For this task, extract exactly the lines of the data below, from the line containing "Output the text content of this document." through the last one, with pictures left out.

BEGIN Dataset records

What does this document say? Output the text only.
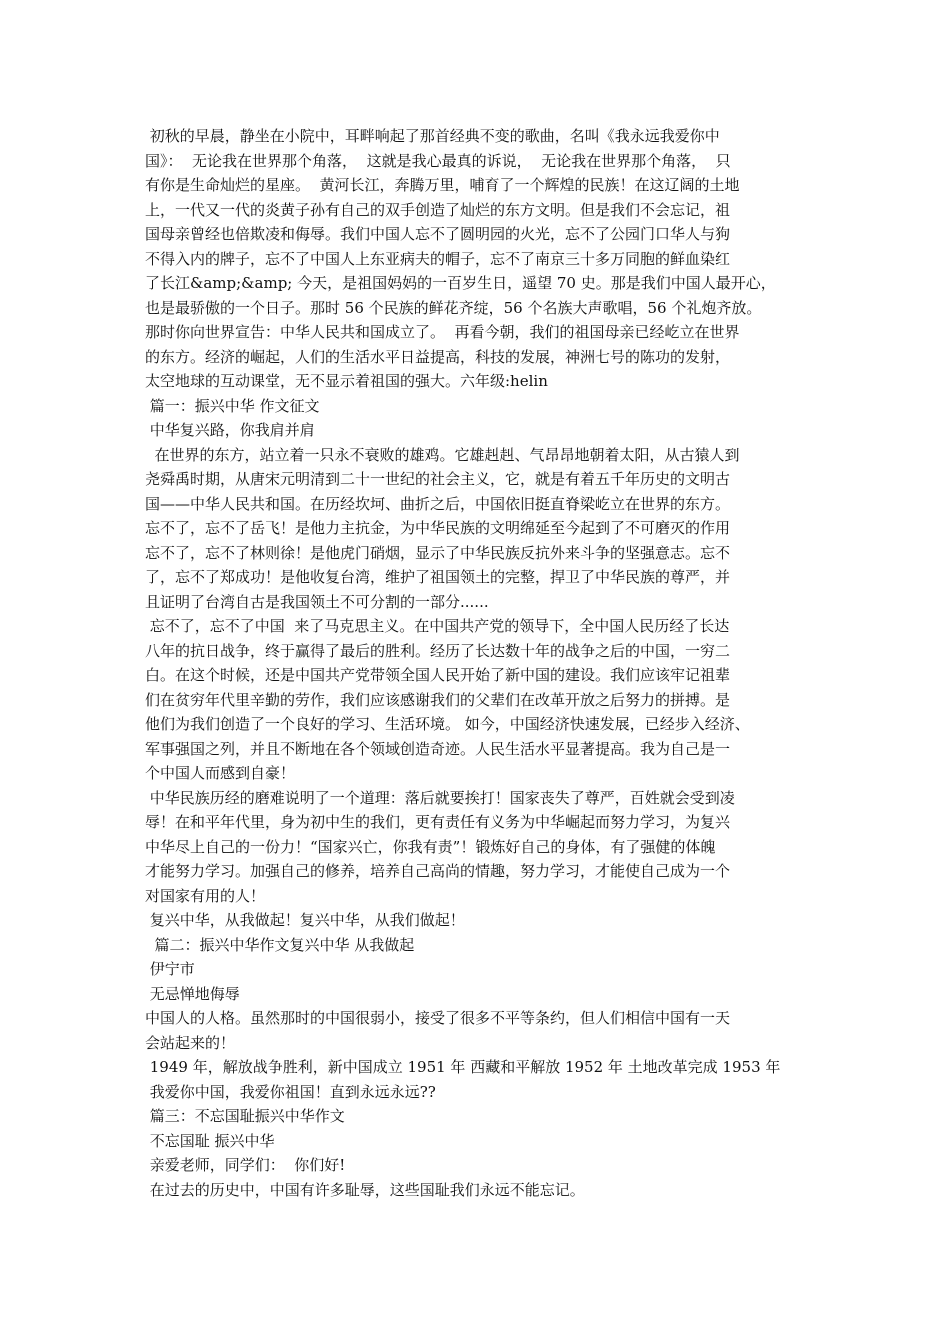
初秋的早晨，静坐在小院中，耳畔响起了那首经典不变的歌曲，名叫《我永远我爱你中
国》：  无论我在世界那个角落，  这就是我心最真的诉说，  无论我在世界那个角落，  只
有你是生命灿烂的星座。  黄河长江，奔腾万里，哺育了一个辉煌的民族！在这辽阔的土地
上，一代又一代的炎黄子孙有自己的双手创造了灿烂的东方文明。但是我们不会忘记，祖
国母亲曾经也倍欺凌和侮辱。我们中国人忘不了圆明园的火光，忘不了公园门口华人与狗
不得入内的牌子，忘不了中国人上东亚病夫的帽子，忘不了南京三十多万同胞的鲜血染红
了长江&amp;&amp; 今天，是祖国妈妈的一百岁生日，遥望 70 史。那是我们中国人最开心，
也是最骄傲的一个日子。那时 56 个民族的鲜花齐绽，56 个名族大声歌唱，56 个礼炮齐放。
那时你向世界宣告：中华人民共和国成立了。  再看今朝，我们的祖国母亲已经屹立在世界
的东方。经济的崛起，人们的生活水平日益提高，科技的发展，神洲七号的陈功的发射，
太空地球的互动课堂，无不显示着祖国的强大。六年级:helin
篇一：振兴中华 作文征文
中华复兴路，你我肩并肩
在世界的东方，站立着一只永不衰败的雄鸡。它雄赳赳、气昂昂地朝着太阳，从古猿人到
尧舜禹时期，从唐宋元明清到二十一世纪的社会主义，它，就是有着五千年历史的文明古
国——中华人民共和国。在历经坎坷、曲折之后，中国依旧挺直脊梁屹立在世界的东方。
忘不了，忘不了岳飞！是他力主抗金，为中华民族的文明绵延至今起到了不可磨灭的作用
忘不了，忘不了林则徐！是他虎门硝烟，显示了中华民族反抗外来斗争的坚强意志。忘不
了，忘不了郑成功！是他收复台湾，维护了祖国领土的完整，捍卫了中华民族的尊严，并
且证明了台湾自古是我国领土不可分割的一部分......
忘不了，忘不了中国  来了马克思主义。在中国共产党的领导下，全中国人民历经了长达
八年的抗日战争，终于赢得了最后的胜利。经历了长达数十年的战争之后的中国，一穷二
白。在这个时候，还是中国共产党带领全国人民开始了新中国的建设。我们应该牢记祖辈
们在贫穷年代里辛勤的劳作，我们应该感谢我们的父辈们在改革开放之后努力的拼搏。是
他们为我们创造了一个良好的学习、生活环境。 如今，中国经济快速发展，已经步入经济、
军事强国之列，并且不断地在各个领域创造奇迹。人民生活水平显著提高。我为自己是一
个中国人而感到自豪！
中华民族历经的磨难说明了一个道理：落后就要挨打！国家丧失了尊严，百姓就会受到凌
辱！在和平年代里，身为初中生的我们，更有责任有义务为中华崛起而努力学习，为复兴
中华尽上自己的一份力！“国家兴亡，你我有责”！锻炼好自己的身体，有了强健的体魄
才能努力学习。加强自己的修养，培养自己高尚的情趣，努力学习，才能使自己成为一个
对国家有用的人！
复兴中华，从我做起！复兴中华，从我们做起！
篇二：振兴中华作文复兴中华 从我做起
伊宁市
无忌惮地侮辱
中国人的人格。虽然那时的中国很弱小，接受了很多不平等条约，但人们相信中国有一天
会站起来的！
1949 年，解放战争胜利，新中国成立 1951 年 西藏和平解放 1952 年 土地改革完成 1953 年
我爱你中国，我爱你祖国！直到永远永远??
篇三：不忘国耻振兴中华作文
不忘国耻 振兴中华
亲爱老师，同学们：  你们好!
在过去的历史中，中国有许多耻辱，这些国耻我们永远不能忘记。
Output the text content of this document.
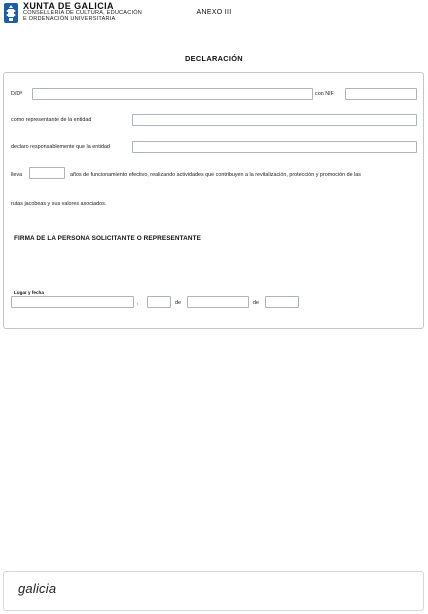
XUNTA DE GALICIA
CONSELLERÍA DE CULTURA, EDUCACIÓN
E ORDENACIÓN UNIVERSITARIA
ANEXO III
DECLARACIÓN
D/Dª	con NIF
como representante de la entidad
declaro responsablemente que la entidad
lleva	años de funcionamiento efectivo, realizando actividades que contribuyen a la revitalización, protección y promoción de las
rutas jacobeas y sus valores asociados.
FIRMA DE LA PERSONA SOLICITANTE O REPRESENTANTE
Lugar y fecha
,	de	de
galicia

END Dataset records

=== Response ===
Output the text content of this document.
XUNTA DE GALICIA
CONSELLERÍA DE CULTURA, EDUCACIÓN
E ORDENACIÓN UNIVERSITARIA
ANEXO III
DECLARACIÓN
D/Dª	con NIF
como representante de la entidad
declaro responsablemente que la entidad
lleva	años de funcionamiento efectivo, realizando actividades que contribuyen a la revitalización, protección y promoción de las
rutas jacobeas y sus valores asociados.
FIRMA DE LA PERSONA SOLICITANTE O REPRESENTANTE
Lugar y fecha
,	de	de
galicia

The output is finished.